▶ _Data for the task_
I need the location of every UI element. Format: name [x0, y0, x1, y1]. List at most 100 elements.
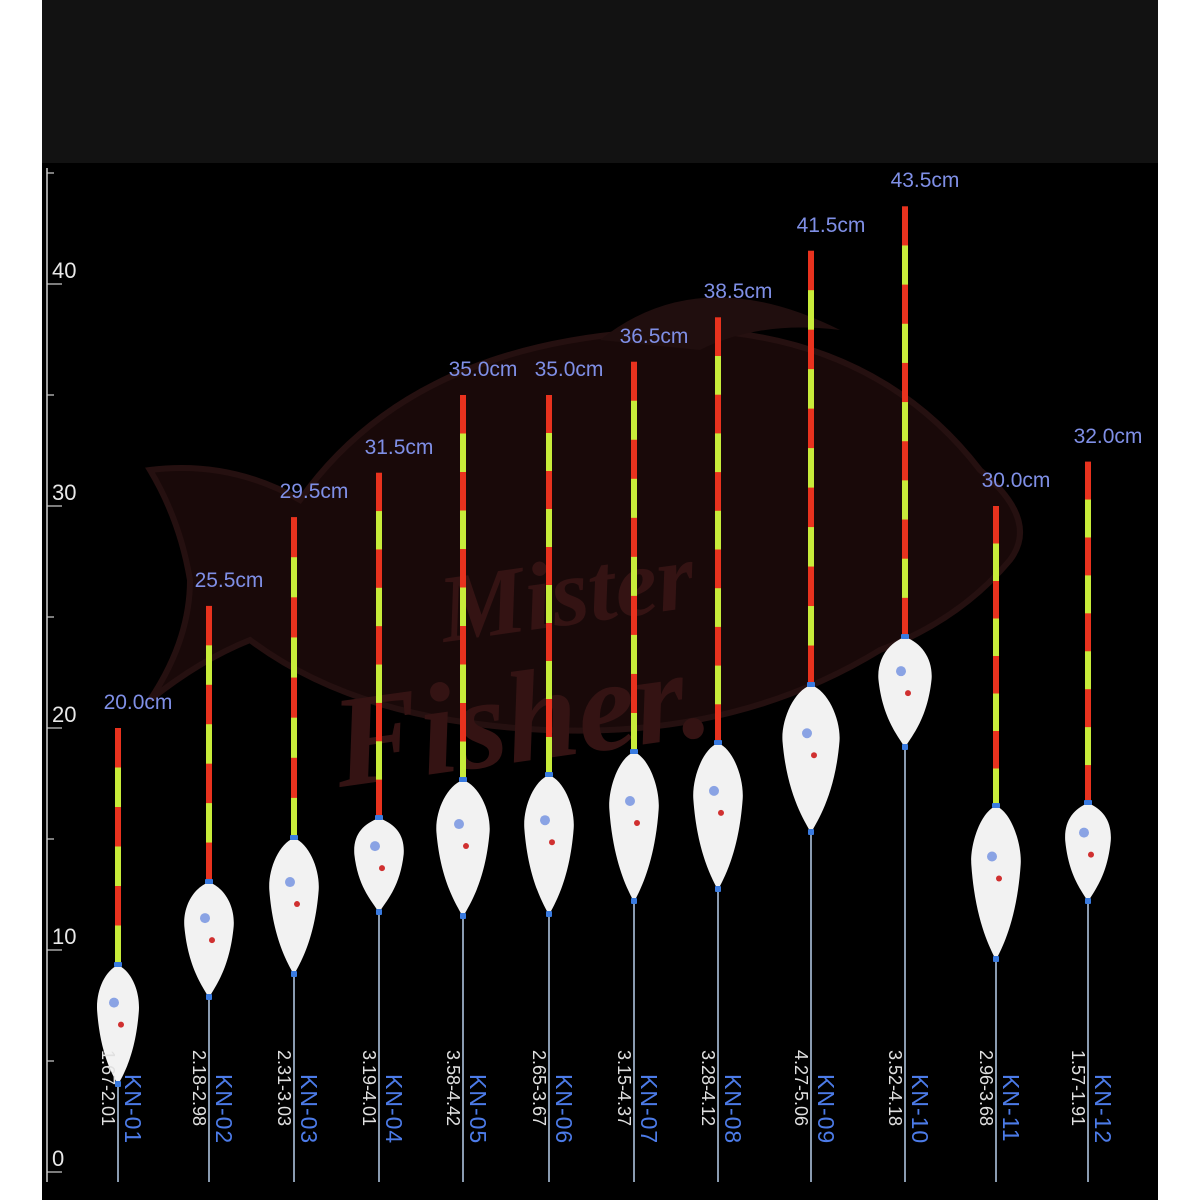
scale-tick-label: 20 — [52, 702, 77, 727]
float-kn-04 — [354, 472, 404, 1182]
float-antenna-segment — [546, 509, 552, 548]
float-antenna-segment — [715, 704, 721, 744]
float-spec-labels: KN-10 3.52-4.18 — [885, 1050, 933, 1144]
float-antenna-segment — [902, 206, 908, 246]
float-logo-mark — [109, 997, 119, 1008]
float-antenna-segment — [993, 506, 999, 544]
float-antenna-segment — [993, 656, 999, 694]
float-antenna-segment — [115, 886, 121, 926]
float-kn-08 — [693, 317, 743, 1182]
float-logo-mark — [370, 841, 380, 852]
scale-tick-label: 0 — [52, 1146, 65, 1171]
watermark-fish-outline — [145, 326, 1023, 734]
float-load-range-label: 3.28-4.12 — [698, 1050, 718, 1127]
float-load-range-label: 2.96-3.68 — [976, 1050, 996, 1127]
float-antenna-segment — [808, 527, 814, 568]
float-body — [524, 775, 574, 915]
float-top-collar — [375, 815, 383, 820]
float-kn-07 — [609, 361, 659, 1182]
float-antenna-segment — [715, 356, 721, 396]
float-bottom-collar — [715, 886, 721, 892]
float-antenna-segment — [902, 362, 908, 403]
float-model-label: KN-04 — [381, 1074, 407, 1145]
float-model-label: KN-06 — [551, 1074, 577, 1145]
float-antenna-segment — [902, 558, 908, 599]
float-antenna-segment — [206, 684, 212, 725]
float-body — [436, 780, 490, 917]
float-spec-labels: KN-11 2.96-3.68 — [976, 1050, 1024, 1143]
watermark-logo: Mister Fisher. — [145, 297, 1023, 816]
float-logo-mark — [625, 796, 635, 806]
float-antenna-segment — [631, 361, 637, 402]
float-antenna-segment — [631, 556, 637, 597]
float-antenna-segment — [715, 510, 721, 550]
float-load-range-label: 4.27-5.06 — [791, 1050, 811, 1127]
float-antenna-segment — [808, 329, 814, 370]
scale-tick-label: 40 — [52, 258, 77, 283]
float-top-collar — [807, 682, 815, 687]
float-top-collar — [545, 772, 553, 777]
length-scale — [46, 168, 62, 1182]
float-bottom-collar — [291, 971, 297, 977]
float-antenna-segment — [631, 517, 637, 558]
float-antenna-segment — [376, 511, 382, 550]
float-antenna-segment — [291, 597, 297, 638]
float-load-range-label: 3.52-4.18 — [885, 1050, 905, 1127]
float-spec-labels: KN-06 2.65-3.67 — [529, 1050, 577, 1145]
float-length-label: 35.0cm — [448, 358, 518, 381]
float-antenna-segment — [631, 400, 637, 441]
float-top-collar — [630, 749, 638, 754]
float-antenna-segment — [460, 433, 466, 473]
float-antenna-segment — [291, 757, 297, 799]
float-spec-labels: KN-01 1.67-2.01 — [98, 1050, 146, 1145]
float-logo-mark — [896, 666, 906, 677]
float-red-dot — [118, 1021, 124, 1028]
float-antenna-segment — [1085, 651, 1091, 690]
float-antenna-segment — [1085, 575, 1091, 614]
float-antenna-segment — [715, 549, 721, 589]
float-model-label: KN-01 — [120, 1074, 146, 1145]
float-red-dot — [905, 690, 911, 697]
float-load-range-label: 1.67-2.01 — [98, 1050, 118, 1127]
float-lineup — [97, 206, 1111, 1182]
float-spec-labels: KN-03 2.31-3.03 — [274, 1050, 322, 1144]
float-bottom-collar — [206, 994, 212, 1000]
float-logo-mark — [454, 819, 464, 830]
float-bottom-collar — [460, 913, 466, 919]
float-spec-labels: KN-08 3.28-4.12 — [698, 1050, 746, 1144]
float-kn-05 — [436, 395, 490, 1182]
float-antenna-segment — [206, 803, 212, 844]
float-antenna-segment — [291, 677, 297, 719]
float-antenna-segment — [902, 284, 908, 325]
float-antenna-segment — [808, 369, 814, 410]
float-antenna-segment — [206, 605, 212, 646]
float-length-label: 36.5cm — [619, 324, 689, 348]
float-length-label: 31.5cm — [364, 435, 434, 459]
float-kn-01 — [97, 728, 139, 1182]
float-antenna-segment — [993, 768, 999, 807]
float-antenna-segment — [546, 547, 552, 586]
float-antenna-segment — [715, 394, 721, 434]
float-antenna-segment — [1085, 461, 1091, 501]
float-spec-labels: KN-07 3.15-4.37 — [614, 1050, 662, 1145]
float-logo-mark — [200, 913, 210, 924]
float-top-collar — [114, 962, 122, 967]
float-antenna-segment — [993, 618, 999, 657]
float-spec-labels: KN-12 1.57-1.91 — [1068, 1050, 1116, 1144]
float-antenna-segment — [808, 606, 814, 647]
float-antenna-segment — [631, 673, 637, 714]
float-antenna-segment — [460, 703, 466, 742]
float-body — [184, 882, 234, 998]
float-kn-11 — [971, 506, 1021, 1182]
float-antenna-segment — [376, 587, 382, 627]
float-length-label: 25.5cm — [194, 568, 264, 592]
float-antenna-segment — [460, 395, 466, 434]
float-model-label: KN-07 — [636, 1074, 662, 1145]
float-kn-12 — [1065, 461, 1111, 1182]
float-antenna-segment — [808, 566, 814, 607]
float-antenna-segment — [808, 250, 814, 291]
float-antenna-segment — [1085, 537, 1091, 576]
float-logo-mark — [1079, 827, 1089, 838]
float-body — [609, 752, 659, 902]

==

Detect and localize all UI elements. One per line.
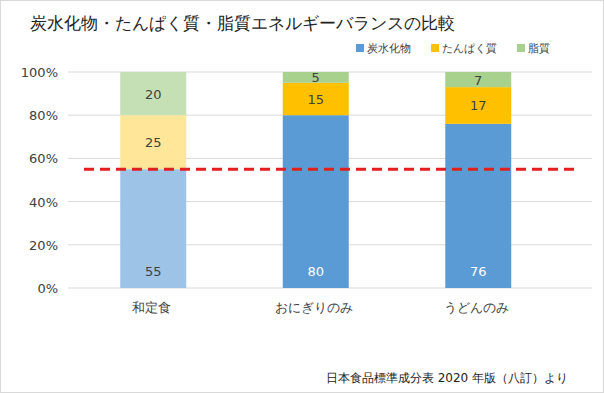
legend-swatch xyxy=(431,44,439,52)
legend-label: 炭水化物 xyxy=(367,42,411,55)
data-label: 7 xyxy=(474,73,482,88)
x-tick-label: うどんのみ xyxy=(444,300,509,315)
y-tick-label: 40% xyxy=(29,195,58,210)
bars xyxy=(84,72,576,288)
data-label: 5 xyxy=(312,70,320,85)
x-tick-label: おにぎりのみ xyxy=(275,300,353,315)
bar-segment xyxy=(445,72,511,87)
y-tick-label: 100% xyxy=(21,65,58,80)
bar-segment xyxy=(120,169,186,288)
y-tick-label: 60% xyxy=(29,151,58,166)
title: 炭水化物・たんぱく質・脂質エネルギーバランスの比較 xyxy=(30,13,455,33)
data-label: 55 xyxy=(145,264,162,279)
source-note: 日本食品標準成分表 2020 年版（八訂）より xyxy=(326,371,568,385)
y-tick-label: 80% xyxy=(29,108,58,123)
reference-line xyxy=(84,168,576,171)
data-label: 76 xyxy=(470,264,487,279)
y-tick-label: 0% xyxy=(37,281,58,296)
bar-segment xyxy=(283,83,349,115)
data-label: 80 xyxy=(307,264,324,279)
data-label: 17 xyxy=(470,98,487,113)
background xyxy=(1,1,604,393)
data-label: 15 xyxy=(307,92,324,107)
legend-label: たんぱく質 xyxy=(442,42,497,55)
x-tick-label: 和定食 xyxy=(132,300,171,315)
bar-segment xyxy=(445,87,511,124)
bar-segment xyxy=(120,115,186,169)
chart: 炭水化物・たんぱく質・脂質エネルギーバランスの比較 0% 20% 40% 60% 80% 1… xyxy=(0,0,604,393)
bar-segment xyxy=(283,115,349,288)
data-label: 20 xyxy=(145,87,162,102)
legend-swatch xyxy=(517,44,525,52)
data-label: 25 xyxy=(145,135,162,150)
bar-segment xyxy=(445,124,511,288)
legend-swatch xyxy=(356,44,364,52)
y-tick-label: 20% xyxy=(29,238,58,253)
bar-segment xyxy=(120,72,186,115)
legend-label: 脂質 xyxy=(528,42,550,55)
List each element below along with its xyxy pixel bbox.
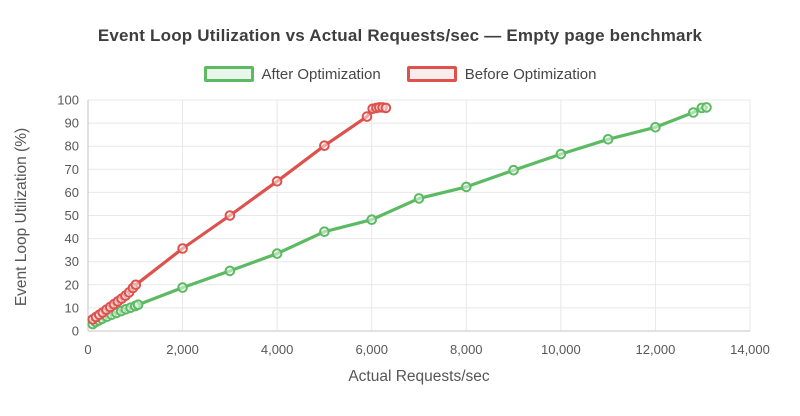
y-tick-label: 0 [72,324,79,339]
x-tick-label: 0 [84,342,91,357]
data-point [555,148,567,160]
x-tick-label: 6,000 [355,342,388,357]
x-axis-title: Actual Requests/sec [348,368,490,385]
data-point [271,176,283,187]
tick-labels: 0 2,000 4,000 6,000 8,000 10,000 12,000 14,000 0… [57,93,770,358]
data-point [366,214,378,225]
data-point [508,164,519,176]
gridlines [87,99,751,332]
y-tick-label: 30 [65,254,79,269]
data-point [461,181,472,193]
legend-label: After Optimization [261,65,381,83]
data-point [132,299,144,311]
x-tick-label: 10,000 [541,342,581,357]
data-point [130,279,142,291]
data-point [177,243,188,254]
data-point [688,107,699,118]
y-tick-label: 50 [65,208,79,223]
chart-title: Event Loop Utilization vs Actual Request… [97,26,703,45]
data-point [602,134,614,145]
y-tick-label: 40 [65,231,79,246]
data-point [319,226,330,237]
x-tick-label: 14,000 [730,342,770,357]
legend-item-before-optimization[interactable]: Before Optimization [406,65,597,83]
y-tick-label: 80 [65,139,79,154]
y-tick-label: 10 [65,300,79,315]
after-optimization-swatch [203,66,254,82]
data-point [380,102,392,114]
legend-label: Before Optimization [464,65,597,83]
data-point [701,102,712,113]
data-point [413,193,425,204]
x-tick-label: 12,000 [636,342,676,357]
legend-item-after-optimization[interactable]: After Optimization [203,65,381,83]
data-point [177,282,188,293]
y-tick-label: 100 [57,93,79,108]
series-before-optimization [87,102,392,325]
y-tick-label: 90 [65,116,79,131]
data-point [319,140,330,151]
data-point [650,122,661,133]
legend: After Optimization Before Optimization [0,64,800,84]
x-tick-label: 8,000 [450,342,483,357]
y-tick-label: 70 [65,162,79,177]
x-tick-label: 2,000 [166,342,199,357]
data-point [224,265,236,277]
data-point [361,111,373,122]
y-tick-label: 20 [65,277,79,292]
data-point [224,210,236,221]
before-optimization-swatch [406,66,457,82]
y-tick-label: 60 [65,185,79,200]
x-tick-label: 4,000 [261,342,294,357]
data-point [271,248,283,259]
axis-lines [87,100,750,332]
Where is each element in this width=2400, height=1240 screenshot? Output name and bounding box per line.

▶ _What you should do_
Please echo everything from the line containing "scale-tick-label: 20 — [52, 702, 77, 727]" down to the line containing "watermark-logo: Mister Fisher.", including both.

▶ _Result_
scale-tick-label: 20 — [52, 702, 77, 727]
float-kn-04 — [354, 472, 404, 1182]
float-antenna-segment — [546, 509, 552, 548]
float-antenna-segment — [715, 704, 721, 744]
float-spec-labels: KN-10 3.52-4.18 — [885, 1050, 933, 1144]
float-antenna-segment — [902, 206, 908, 246]
float-logo-mark — [109, 997, 119, 1008]
float-antenna-segment — [993, 506, 999, 544]
float-antenna-segment — [993, 656, 999, 694]
float-antenna-segment — [115, 886, 121, 926]
float-kn-08 — [693, 317, 743, 1182]
float-logo-mark — [370, 841, 380, 852]
scale-tick-label: 0 — [52, 1146, 65, 1171]
watermark-fish-outline — [145, 326, 1023, 734]
float-load-range-label: 3.28-4.12 — [698, 1050, 718, 1127]
float-load-range-label: 2.96-3.68 — [976, 1050, 996, 1127]
float-antenna-segment — [808, 527, 814, 568]
float-body — [524, 775, 574, 915]
float-top-collar — [375, 815, 383, 820]
float-kn-07 — [609, 361, 659, 1182]
float-antenna-segment — [715, 356, 721, 396]
float-bottom-collar — [715, 886, 721, 892]
float-antenna-segment — [902, 362, 908, 403]
float-model-label: KN-04 — [381, 1074, 407, 1145]
float-model-label: KN-06 — [551, 1074, 577, 1145]
float-antenna-segment — [902, 558, 908, 599]
float-antenna-segment — [206, 684, 212, 725]
float-body — [436, 780, 490, 917]
float-spec-labels: KN-11 2.96-3.68 — [976, 1050, 1024, 1143]
watermark-logo: Mister Fisher. — [145, 297, 1023, 816]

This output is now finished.